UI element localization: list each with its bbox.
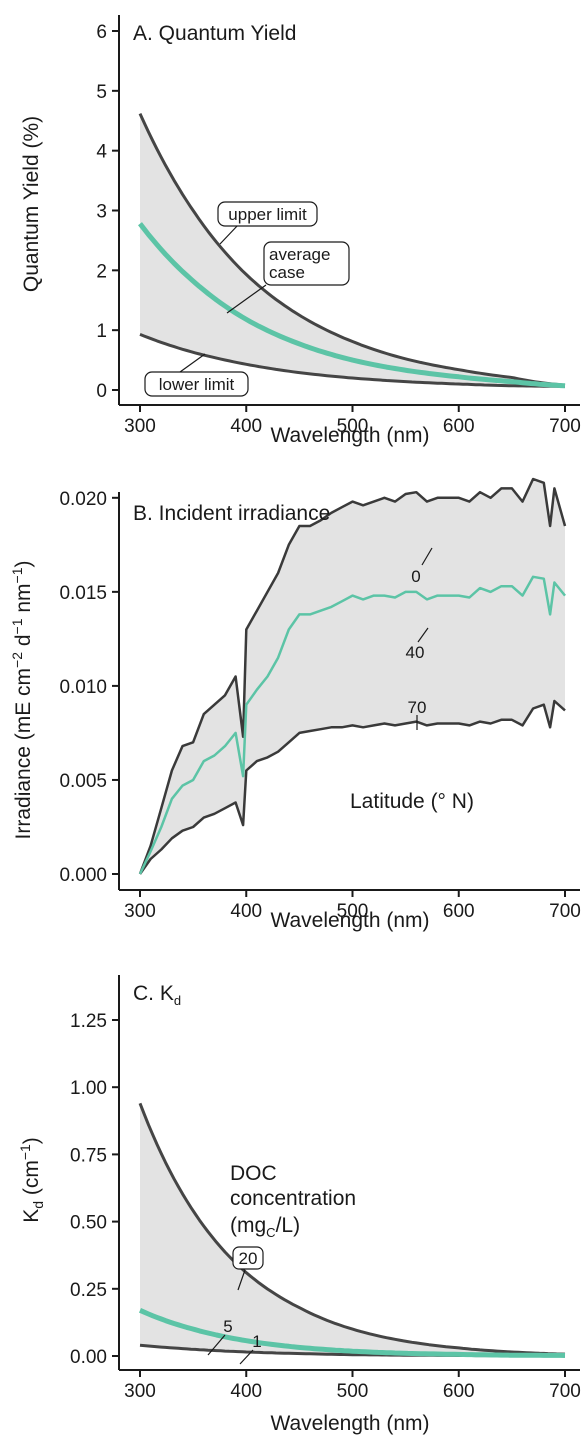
panel-a-title: A. Quantum Yield xyxy=(133,22,296,45)
panel-b-legend-title: Latitude (° N) xyxy=(350,790,474,813)
panel-b: 300 400 500 600 7000.0000.0050.0100.0150.020… xyxy=(9,477,581,932)
x-tick-label: 700 xyxy=(549,901,581,922)
y-tick-label: 0.005 xyxy=(59,771,107,792)
panel-b-range-band xyxy=(140,479,565,874)
panel-c-1-leader xyxy=(239,1349,254,1365)
x-tick-label: 300 xyxy=(124,416,156,437)
panel-c-5-leader xyxy=(207,1334,226,1356)
panel-a-average-label-2: case xyxy=(269,263,305,282)
x-tick-label: 600 xyxy=(443,901,475,922)
panel-c-doc-label-2: concentration xyxy=(230,1187,356,1210)
y-tick-label: 3 xyxy=(96,202,107,223)
y-tick-label: 0.015 xyxy=(59,583,107,604)
panel-c-1-label: 1 xyxy=(252,1332,261,1351)
y-tick-label: 0.25 xyxy=(70,1280,107,1301)
panel-a-x-axis-title: Wavelength (nm) xyxy=(270,424,429,447)
y-tick-label: 5 xyxy=(96,82,107,103)
panel-a-upper-leader xyxy=(219,223,240,245)
x-tick-label: 700 xyxy=(549,1381,581,1402)
panel-c-range-band xyxy=(140,1103,565,1356)
panel-c-doc-5-line xyxy=(138,1308,566,1358)
y-tick-label: 6 xyxy=(96,22,107,43)
panel-a-average-case-line xyxy=(138,222,566,389)
x-tick-label: 500 xyxy=(337,416,369,437)
panel-c-20-label-box xyxy=(232,1246,264,1270)
panel-b-x-axis-title: Wavelength (nm) xyxy=(270,909,429,932)
y-tick-label: 0.010 xyxy=(59,677,107,698)
x-tick-label: 400 xyxy=(230,901,262,922)
panel-c: 300 400 500 600 7000.000.250.500.751.001.25 … xyxy=(17,975,581,1435)
y-tick-label: 1.25 xyxy=(70,1011,107,1032)
panel-a-average-leader xyxy=(226,284,267,314)
y-tick-label: 4 xyxy=(96,142,107,163)
panel-a-upper-label-box xyxy=(217,201,318,227)
x-tick-label: 300 xyxy=(124,901,156,922)
panel-b-y-axis-title: Irradiance (mE cm−2 d−1 nm−1) xyxy=(9,561,35,840)
panel-c-y-axis-title: Kd (cm−1) xyxy=(17,1137,46,1223)
y-tick-label: 0 xyxy=(96,381,107,402)
y-tick-label: 1.00 xyxy=(70,1078,107,1099)
y-tick-label: 0.020 xyxy=(59,489,107,510)
panel-b-latitude-70-line xyxy=(138,699,566,875)
panel-b-lat40-label: 40 xyxy=(406,643,425,662)
y-tick-label: 0.000 xyxy=(59,865,107,886)
panel-a-lower-label-box xyxy=(144,371,249,397)
y-tick-label: 1 xyxy=(96,321,107,342)
panel-c-ticks: 300 400 500 600 700 0.00 0.25 0.50 0.75 1.00 1.25 xyxy=(70,1011,581,1402)
panel-a-range-band xyxy=(140,113,565,387)
x-tick-label: 600 xyxy=(443,1381,475,1402)
panel-a-lower-leader xyxy=(179,353,206,373)
x-tick-label: 500 xyxy=(337,901,369,922)
panel-b-lat70-label: 70 xyxy=(408,698,427,717)
panel-a-ticks: 300 400 500 600 700 0 1 2 3 4 5 6 xyxy=(96,22,580,437)
y-tick-label: 0.50 xyxy=(70,1213,107,1234)
panel-b-latitude-0-line xyxy=(138,477,567,875)
panel-c-x-axis-title: Wavelength (nm) xyxy=(270,1412,429,1435)
panel-a-lower-label: lower limit xyxy=(159,375,235,394)
panel-a-lower-limit-line xyxy=(139,333,565,388)
panel-c-title: C. Kd xyxy=(133,982,181,1008)
panel-c-5-label: 5 xyxy=(223,1317,232,1336)
x-tick-label: 400 xyxy=(230,1381,262,1402)
x-tick-label: 600 xyxy=(443,416,475,437)
panel-c-doc-20-line xyxy=(138,1102,566,1356)
panel-a-average-label-box xyxy=(263,241,350,286)
x-tick-label: 700 xyxy=(549,416,581,437)
y-tick-label: 2 xyxy=(96,261,107,282)
x-tick-label: 500 xyxy=(337,1381,369,1402)
panel-a-y-axis-title: Quantum Yield (%) xyxy=(20,116,43,292)
panel-a-upper-label: upper limit xyxy=(228,205,307,224)
panel-c-20-leader xyxy=(237,1269,246,1291)
panel-c-20-label: 20 xyxy=(239,1249,258,1268)
y-tick-label: 0.75 xyxy=(70,1145,107,1166)
panel-b-latitude-40-line xyxy=(138,575,566,875)
panel-b-title: B. Incident irradiance xyxy=(133,502,330,525)
x-tick-label: 400 xyxy=(230,416,262,437)
panel-b-lat40-leader xyxy=(417,627,429,643)
panel-b-lat0-label: 0 xyxy=(411,567,420,586)
panel-a-upper-limit-line xyxy=(138,112,566,387)
panel-b-lat0-leader xyxy=(421,547,433,566)
y-tick-label: 0.00 xyxy=(70,1347,107,1368)
panel-c-doc-label-1: DOC xyxy=(230,1162,277,1185)
panel-a-average-label-1: average xyxy=(269,245,330,264)
x-tick-label: 300 xyxy=(124,1381,156,1402)
panel-c-doc-label-3: (mgC/L) xyxy=(230,1214,300,1240)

#####

- _Problem requirements_:
Please copy out, unchanged, the data from the line with "panel-a-title: A. Quantum" up to and including the line with "x-tick-label: 700 xyxy=(549,901,581,922)".

- _Full output_:
panel-a-title: A. Quantum Yield xyxy=(133,22,296,45)
panel-b-legend-title: Latitude (° N) xyxy=(350,790,474,813)
panel-b: 300 400 500 600 7000.0000.0050.0100.0150.020… xyxy=(9,477,581,932)
x-tick-label: 700 xyxy=(549,901,581,922)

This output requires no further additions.